What the task asks: Format each line of the rows below as a JSON list of strings, one string per line, with blank lines omitted. Leave the pictures out of the answer.

Material for the task:
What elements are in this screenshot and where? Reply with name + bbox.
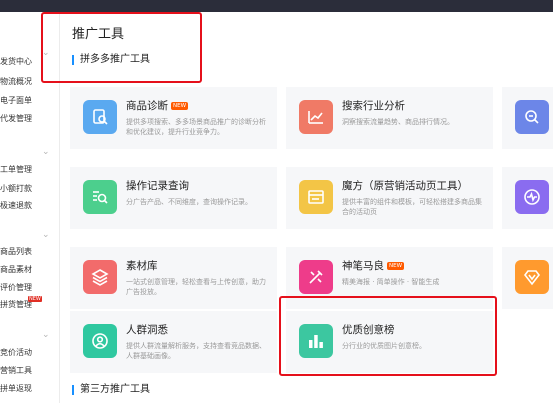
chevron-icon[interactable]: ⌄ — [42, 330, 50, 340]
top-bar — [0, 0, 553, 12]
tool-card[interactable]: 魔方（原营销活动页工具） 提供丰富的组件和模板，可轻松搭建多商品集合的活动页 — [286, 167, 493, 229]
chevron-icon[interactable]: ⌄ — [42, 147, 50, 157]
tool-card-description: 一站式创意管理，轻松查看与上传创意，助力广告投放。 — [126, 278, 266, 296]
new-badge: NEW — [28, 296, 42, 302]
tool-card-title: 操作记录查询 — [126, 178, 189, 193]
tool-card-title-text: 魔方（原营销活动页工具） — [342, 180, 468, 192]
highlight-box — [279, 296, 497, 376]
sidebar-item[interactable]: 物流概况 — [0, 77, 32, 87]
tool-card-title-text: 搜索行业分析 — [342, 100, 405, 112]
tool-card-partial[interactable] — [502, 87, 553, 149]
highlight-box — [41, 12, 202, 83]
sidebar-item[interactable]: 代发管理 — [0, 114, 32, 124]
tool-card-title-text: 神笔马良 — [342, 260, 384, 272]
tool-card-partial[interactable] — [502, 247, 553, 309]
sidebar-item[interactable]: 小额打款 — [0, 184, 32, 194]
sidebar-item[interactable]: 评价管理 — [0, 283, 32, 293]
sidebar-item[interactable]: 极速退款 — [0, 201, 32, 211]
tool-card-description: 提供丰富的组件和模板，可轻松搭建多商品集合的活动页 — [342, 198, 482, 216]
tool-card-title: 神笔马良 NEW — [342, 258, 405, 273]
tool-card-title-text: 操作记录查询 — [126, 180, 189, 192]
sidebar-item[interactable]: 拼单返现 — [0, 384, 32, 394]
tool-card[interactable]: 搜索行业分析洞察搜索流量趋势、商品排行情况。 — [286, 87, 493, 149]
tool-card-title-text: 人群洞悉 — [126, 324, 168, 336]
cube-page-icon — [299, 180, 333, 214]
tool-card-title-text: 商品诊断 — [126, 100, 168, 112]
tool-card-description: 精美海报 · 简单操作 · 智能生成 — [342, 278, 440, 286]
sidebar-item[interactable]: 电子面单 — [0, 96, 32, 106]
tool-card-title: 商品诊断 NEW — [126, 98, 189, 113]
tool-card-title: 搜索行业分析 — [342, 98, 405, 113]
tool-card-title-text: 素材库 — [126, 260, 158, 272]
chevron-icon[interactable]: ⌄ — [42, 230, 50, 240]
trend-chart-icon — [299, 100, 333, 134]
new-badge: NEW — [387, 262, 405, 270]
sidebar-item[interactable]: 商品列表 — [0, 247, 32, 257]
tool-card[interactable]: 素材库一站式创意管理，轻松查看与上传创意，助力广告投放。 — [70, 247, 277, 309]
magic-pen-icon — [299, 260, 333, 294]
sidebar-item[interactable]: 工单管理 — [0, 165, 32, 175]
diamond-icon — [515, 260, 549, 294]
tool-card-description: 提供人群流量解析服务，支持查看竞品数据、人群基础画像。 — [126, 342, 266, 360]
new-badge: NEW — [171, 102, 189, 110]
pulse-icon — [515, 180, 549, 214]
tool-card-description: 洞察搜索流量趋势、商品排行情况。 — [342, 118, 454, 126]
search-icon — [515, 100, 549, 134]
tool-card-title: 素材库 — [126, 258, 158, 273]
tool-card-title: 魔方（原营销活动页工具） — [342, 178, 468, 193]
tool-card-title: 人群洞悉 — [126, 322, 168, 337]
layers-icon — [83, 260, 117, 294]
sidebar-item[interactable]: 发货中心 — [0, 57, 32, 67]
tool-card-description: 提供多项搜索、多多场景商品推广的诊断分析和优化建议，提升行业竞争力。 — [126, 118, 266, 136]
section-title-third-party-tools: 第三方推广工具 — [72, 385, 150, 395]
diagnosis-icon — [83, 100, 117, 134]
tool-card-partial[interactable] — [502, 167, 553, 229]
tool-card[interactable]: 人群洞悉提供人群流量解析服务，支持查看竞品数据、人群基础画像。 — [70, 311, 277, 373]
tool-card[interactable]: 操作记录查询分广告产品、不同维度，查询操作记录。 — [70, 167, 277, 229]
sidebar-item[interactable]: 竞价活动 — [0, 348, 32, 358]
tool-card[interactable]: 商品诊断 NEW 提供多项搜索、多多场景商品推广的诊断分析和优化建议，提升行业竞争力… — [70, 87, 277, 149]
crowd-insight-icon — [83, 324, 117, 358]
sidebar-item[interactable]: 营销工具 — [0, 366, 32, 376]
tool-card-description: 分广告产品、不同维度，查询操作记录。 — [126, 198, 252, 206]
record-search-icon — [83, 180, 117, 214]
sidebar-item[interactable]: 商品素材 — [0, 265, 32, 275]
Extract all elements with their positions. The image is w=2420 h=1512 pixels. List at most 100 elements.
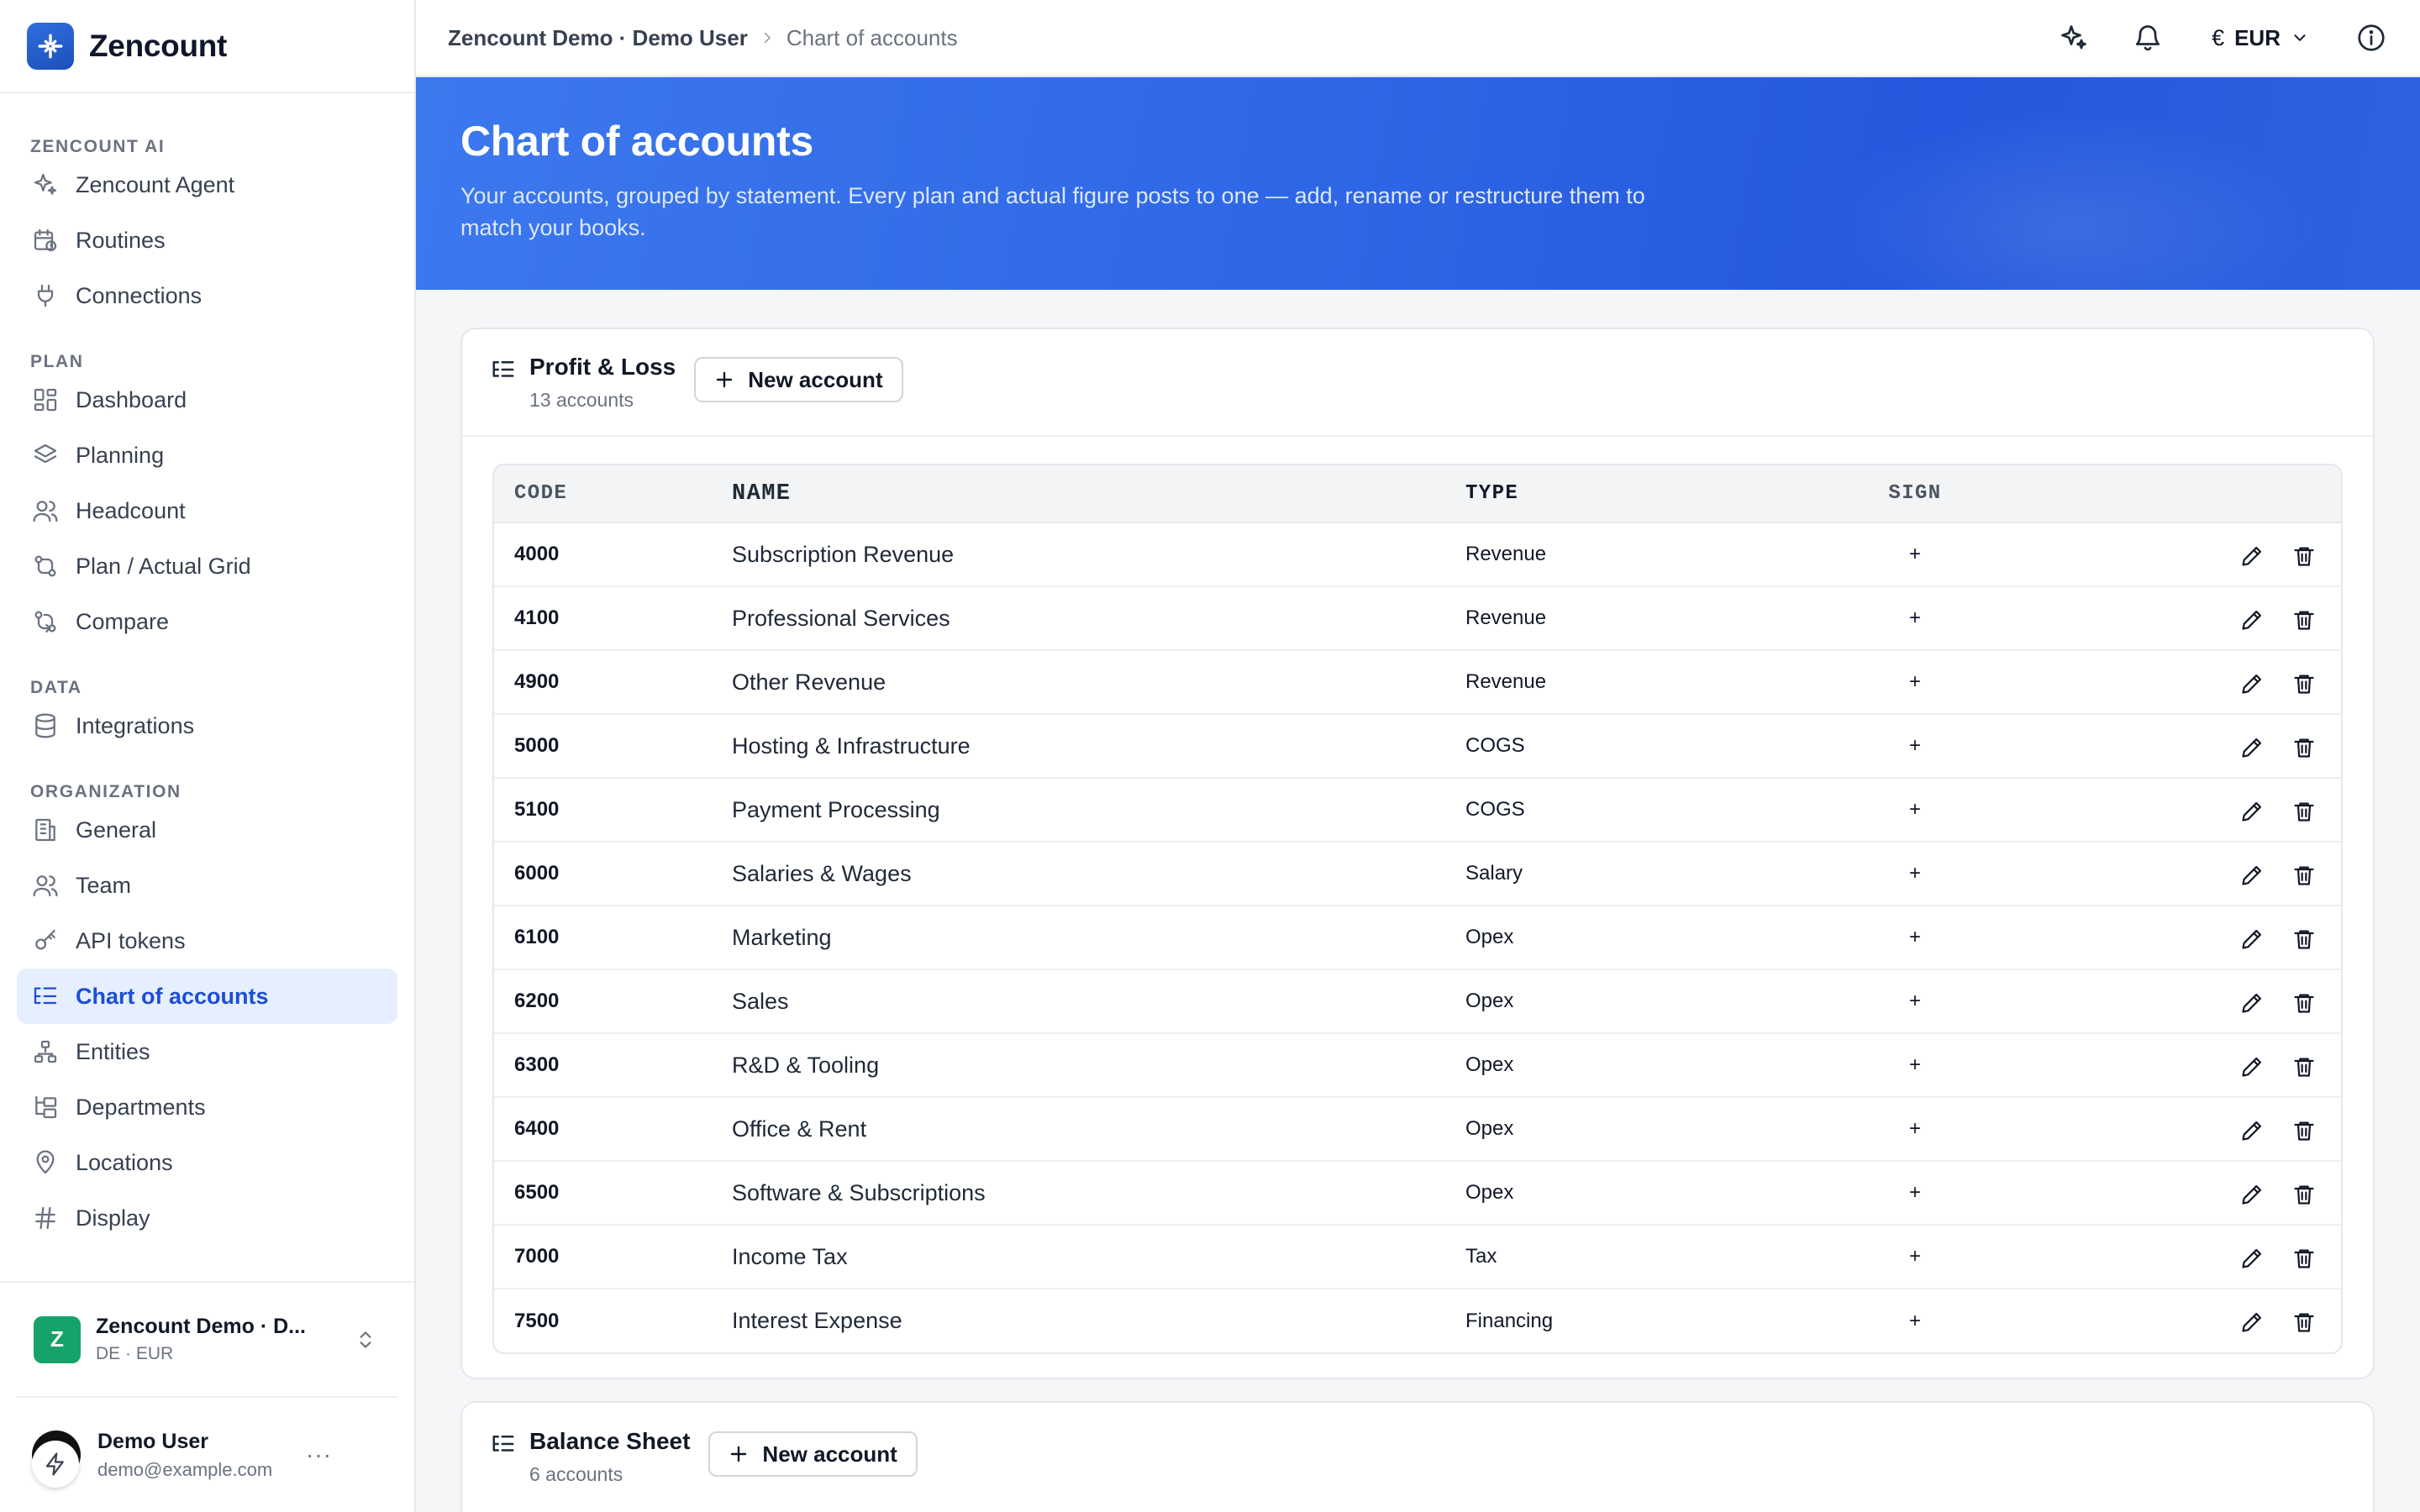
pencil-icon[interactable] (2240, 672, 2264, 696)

Answer to this exercise:
[
  "What elements are in this screenshot and where? Reply with name + bbox.",
  "chevron-icon[interactable]: ⌄ — [42, 330, 50, 340]",
  "top-bar — [0, 0, 553, 12]",
  "tool-card[interactable]: 魔方（原营销活动页工具） 提供丰富的组件和模板，可轻松搭建多商品集合的活动页 — [286, 167, 493, 229]",
  "chevron-icon[interactable]: ⌄ — [42, 147, 50, 157]",
  "tool-card-description: 一站式创意管理，轻松查看与上传创意，助力广告投放。 — [126, 278, 266, 296]",
  "new-badge: NEW — [28, 296, 42, 302]",
  "tool-card-title: 操作记录查询 — [126, 178, 189, 193]",
  "tool-card-title-text: 魔方（原营销活动页工具） — [342, 180, 468, 192]",
  "highlight-box — [279, 296, 497, 376]",
  "sidebar-item[interactable]: 物流概况 — [0, 77, 32, 87]",
  "tool-card-title-text: 搜索行业分析 — [342, 100, 405, 112]",
  "tool-card-partial[interactable] — [502, 87, 553, 149]",
  "highlight-box — [41, 12, 202, 83]",
  "sidebar-item[interactable]: 代发管理 — [0, 114, 32, 124]",
  "tool-card-title-text: 神笔马良 — [342, 260, 384, 272]",
  "tool-card-partial[interactable] — [502, 247, 553, 309]",
  "sidebar-item[interactable]: 小额打款 — [0, 184, 32, 194]",
  "sidebar-item[interactable]: 评价管理 — [0, 283, 32, 293]",
  "sidebar-item[interactable]: 极速退款 — [0, 201, 32, 211]",
  "tool-card-description: 提供丰富的组件和模板，可轻松搭建多商品集合的活动页 — [342, 198, 482, 216]",
  "tool-card-title: 神笔马良 NEW — [342, 258, 405, 273]",
  "tool-card-title-text: 操作记录查询 — [126, 180, 189, 192]",
  "sidebar-item[interactable]: 拼单返现 — [0, 384, 32, 394]",
  "tool-card[interactable]: 搜索行业分析洞察搜索流量趋势、商品排行情况。 — [286, 87, 493, 149]",
  "tool-card-title-text: 人群洞悉 — [126, 324, 168, 336]",
  "cube-page-icon — [299, 180, 333, 214]",
  "tool-card-title-text: 商品诊断 — [126, 100, 168, 112]",
  "tool-card-description: 精美海报 · 简单操作 · 智能生成 — [342, 278, 440, 286]",
  "sidebar-item[interactable]: 电子面单 — [0, 96, 32, 106]",
  "tool-card-title: 商品诊断 NEW — [126, 98, 189, 113]",
  "tool-card-title: 搜索行业分析 — [342, 98, 405, 113]",
  "tool-card-title-text: 素材库 — [126, 260, 158, 272]",
  "chevron-icon[interactable]: ⌄ — [42, 230, 50, 240]",
  "trend-chart-icon — [299, 100, 333, 134]",
  "new-badge: NEW — [387, 262, 405, 270]",
  "sidebar-item[interactable]: 商品列表 — [0, 247, 32, 257]",
  "tool-card[interactable]: 素材库一站式创意管理，轻松查看与上传创意，助力广告投放。 — [70, 247, 277, 309]",
  "magic-pen-icon — [299, 260, 333, 294]",
  "sidebar-item[interactable]: 工单管理 — [0, 165, 32, 175]",
  "diamond-icon — [515, 260, 549, 294]",
  "tool-card-description: 提供人群流量解析服务，支持查看竞品数据、人群基础画像。 — [126, 342, 266, 360]",
  "new-badge: NEW — [171, 102, 189, 110]",
  "pulse-icon — [515, 180, 549, 214]",
  "tool-card-description: 洞察搜索流量趋势、商品排行情况。 — [342, 118, 454, 126]",
  "search-icon — [515, 100, 549, 134]",
  "tool-card-title: 素材库 — [126, 258, 158, 273]",
  "tool-card-title: 魔方（原营销活动页工具） — [342, 178, 468, 193]",
  "tool-card-title: 人群洞悉 — [126, 322, 168, 337]",
  "layers-icon — [83, 260, 117, 294]",
  "sidebar-item[interactable]: 发货中心 — [0, 57, 32, 67]",
  "tool-card-description: 提供多项搜索、多多场景商品推广的诊断分析和优化建议，提升行业竞争力。 — [126, 118, 266, 136]",
  "section-title-third-party-tools: 第三方推广工具 — [72, 385, 150, 395]",
  "diagnosis-icon — [83, 100, 117, 134]",
  "tool-card-partial[interactable] — [502, 167, 553, 229]",
  "tool-card[interactable]: 人群洞悉提供人群流量解析服务，支持查看竞品数据、人群基础画像。 — [70, 311, 277, 373]",
  "tool-card[interactable]: 操作记录查询分广告产品、不同维度，查询操作记录。 — [70, 167, 277, 229]",
  "sidebar-item[interactable]: 竞价活动 — [0, 348, 32, 358]",
  "tool-card[interactable]: 商品诊断 NEW 提供多项搜索、多多场景商品推广的诊断分析和优化建议，提升行业竞争力… — [70, 87, 277, 149]",
  "crowd-insight-icon — [83, 324, 117, 358]",
  "sidebar-item[interactable]: 营销工具 — [0, 366, 32, 376]",
  "tool-card-description: 分广告产品、不同维度，查询操作记录。 — [126, 198, 252, 206]",
  "record-search-icon — [83, 180, 117, 214]",
  "sidebar-item[interactable]: 商品素材 — [0, 265, 32, 275]",
  "Extract all elements with their positions. The image is w=2420 h=1512 pixels. List at most 100 elements.",
  "pencil-icon[interactable] (2240, 672, 2264, 696)"
]